* _Task brief_
Retype the material that follows, keeping every word as it is.

* _Provided data_
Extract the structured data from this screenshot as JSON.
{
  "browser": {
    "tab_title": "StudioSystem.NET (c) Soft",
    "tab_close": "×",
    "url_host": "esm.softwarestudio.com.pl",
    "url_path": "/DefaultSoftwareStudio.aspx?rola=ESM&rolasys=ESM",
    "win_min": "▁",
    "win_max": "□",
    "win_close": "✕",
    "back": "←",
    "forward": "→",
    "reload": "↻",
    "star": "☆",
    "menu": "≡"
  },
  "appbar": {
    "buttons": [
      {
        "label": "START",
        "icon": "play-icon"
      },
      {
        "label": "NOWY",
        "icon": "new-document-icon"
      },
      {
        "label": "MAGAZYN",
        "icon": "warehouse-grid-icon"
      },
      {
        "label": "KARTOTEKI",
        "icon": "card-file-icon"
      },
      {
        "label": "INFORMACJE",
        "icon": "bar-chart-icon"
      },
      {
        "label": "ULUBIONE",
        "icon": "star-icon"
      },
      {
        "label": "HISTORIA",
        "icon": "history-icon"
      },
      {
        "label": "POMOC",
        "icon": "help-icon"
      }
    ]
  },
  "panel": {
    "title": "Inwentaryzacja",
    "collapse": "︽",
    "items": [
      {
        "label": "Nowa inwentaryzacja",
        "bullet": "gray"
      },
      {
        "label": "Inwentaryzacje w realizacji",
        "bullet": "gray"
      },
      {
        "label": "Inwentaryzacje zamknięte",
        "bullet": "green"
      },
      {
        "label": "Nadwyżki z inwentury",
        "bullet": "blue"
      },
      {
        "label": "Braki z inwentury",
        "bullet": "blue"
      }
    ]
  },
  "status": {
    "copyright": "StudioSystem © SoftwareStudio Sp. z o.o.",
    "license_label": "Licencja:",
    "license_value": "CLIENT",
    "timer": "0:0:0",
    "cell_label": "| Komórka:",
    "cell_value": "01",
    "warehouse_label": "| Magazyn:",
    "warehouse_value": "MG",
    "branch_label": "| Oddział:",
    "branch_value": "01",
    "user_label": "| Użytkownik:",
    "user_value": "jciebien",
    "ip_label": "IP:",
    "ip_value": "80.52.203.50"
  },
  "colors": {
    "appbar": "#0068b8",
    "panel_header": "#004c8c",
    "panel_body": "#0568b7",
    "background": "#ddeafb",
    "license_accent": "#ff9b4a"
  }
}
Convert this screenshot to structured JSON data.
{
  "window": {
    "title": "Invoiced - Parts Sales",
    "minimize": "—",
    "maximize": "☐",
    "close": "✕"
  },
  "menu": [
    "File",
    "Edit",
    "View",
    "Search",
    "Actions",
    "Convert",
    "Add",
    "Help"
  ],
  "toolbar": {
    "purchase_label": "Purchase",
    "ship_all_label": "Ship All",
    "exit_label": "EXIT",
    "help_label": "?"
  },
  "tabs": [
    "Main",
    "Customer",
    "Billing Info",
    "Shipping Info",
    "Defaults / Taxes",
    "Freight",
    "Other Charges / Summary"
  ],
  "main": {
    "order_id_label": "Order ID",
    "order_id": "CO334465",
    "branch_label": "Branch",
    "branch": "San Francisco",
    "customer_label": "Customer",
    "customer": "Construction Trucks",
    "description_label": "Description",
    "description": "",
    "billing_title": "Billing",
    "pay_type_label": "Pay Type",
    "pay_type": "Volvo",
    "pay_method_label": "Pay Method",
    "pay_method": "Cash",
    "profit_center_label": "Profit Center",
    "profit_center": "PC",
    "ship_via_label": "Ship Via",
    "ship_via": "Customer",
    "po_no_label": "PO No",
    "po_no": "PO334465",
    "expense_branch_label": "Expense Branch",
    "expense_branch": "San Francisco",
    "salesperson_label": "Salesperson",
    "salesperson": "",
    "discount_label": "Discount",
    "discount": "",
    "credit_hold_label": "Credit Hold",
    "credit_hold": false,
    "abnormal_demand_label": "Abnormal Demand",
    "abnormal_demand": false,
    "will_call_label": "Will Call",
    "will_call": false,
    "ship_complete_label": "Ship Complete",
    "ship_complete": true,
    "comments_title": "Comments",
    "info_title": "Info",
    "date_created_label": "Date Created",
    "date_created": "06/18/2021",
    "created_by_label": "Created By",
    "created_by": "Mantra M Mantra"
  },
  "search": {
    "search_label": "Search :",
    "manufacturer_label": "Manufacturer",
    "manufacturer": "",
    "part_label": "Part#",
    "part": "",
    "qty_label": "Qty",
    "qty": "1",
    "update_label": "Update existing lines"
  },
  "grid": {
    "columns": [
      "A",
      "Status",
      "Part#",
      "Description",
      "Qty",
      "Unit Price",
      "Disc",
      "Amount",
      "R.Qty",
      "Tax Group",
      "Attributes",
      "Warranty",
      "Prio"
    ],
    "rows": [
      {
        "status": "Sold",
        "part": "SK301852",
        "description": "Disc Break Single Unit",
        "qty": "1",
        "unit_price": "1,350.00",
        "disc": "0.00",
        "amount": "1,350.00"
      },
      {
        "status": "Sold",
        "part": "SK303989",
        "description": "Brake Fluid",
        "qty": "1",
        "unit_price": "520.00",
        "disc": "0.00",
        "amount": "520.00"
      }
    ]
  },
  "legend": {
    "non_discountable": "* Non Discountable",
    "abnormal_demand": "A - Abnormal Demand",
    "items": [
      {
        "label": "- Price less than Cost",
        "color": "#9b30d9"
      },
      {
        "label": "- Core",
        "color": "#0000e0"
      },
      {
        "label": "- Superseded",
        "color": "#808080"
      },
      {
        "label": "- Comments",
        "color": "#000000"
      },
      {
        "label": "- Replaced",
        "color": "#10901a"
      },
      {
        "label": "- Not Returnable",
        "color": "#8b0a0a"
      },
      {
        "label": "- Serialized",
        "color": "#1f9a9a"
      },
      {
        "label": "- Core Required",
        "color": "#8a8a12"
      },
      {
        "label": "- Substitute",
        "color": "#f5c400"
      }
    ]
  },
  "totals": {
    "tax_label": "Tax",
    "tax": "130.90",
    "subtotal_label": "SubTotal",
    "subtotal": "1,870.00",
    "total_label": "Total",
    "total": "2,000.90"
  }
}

* _Solution to this exercise_
Extract the structured data from this screenshot as JSON.
{
  "browser": {
    "tab_title": "StudioSystem.NET (c) Soft",
    "tab_close": "×",
    "url_host": "esm.softwarestudio.com.pl",
    "url_path": "/DefaultSoftwareStudio.aspx?rola=ESM&rolasys=ESM",
    "win_min": "▁",
    "win_max": "□",
    "win_close": "✕",
    "back": "←",
    "forward": "→",
    "reload": "↻",
    "star": "☆",
    "menu": "≡"
  },
  "appbar": {
    "buttons": [
      {
        "label": "START",
        "icon": "play-icon"
      },
      {
        "label": "NOWY",
        "icon": "new-document-icon"
      },
      {
        "label": "MAGAZYN",
        "icon": "warehouse-grid-icon"
      },
      {
        "label": "KARTOTEKI",
        "icon": "card-file-icon"
      },
      {
        "label": "INFORMACJE",
        "icon": "bar-chart-icon"
      },
      {
        "label": "ULUBIONE",
        "icon": "star-icon"
      },
      {
        "label": "HISTORIA",
        "icon": "history-icon"
      },
      {
        "label": "POMOC",
        "icon": "help-icon"
      }
    ]
  },
  "panel": {
    "title": "Inwentaryzacja",
    "collapse": "︽",
    "items": [
      {
        "label": "Nowa inwentaryzacja",
        "bullet": "gray"
      },
      {
        "label": "Inwentaryzacje w realizacji",
        "bullet": "gray"
      },
      {
        "label": "Inwentaryzacje zamknięte",
        "bullet": "green"
      },
      {
        "label": "Nadwyżki z inwentury",
        "bullet": "blue"
      },
      {
        "label": "Braki z inwentury",
        "bullet": "blue"
      }
    ]
  },
  "status": {
    "copyright": "StudioSystem © SoftwareStudio Sp. z o.o.",
    "license_label": "Licencja:",
    "license_value": "CLIENT",
    "timer": "0:0:0",
    "cell_label": "| Komórka:",
    "cell_value": "01",
    "warehouse_label": "| Magazyn:",
    "warehouse_value": "MG",
    "branch_label": "| Oddział:",
    "branch_value": "01",
    "user_label": "| Użytkownik:",
    "user_value": "jciebien",
    "ip_label": "IP:",
    "ip_value": "80.52.203.50"
  },
  "colors": {
    "appbar": "#0068b8",
    "panel_header": "#004c8c",
    "panel_body": "#0568b7",
    "background": "#ddeafb",
    "license_accent": "#ff9b4a"
  }
}
Convert this screenshot to structured JSON data.
{
  "window": {
    "title": "Invoiced - Parts Sales",
    "minimize": "—",
    "maximize": "☐",
    "close": "✕"
  },
  "menu": [
    "File",
    "Edit",
    "View",
    "Search",
    "Actions",
    "Convert",
    "Add",
    "Help"
  ],
  "toolbar": {
    "purchase_label": "Purchase",
    "ship_all_label": "Ship All",
    "exit_label": "EXIT",
    "help_label": "?"
  },
  "tabs": [
    "Main",
    "Customer",
    "Billing Info",
    "Shipping Info",
    "Defaults / Taxes",
    "Freight",
    "Other Charges / Summary"
  ],
  "main": {
    "order_id_label": "Order ID",
    "order_id": "CO334465",
    "branch_label": "Branch",
    "branch": "San Francisco",
    "customer_label": "Customer",
    "customer": "Construction Trucks",
    "description_label": "Description",
    "description": "",
    "billing_title": "Billing",
    "pay_type_label": "Pay Type",
    "pay_type": "Volvo",
    "pay_method_label": "Pay Method",
    "pay_method": "Cash",
    "profit_center_label": "Profit Center",
    "profit_center": "PC",
    "ship_via_label": "Ship Via",
    "ship_via": "Customer",
    "po_no_label": "PO No",
    "po_no": "PO334465",
    "expense_branch_label": "Expense Branch",
    "expense_branch": "San Francisco",
    "salesperson_label": "Salesperson",
    "salesperson": "",
    "discount_label": "Discount",
    "discount": "",
    "credit_hold_label": "Credit Hold",
    "credit_hold": false,
    "abnormal_demand_label": "Abnormal Demand",
    "abnormal_demand": false,
    "will_call_label": "Will Call",
    "will_call": false,
    "ship_complete_label": "Ship Complete",
    "ship_complete": true,
    "comments_title": "Comments",
    "info_title": "Info",
    "date_created_label": "Date Created",
    "date_created": "06/18/2021",
    "created_by_label": "Created By",
    "created_by": "Mantra M Mantra"
  },
  "search": {
    "search_label": "Search :",
    "manufacturer_label": "Manufacturer",
    "manufacturer": "",
    "part_label": "Part#",
    "part": "",
    "qty_label": "Qty",
    "qty": "1",
    "update_label": "Update existing lines"
  },
  "grid": {
    "columns": [
      "A",
      "Status",
      "Part#",
      "Description",
      "Qty",
      "Unit Price",
      "Disc",
      "Amount",
      "R.Qty",
      "Tax Group",
      "Attributes",
      "Warranty",
      "Prio"
    ],
    "rows": [
      {
        "status": "Sold",
        "part": "SK301852",
        "description": "Disc Break Single Unit",
        "qty": "1",
        "unit_price": "1,350.00",
        "disc": "0.00",
        "amount": "1,350.00"
      },
      {
        "status": "Sold",
        "part": "SK303989",
        "description": "Brake Fluid",
        "qty": "1",
        "unit_price": "520.00",
        "disc": "0.00",
        "amount": "520.00"
      }
    ]
  },
  "legend": {
    "non_discountable": "* Non Discountable",
    "abnormal_demand": "A - Abnormal Demand",
    "items": [
      {
        "label": "- Price less than Cost",
        "color": "#9b30d9"
      },
      {
        "label": "- Core",
        "color": "#0000e0"
      },
      {
        "label": "- Superseded",
        "color": "#808080"
      },
      {
        "label": "- Comments",
        "color": "#000000"
      },
      {
        "label": "- Replaced",
        "color": "#10901a"
      },
      {
        "label": "- Not Returnable",
        "color": "#8b0a0a"
      },
      {
        "label": "- Serialized",
        "color": "#1f9a9a"
      },
      {
        "label": "- Core Required",
        "color": "#8a8a12"
      },
      {
        "label": "- Substitute",
        "color": "#f5c400"
      }
    ]
  },
  "totals": {
    "tax_label": "Tax",
    "tax": "130.90",
    "subtotal_label": "SubTotal",
    "subtotal": "1,870.00",
    "total_label": "Total",
    "total": "2,000.90"
  }
}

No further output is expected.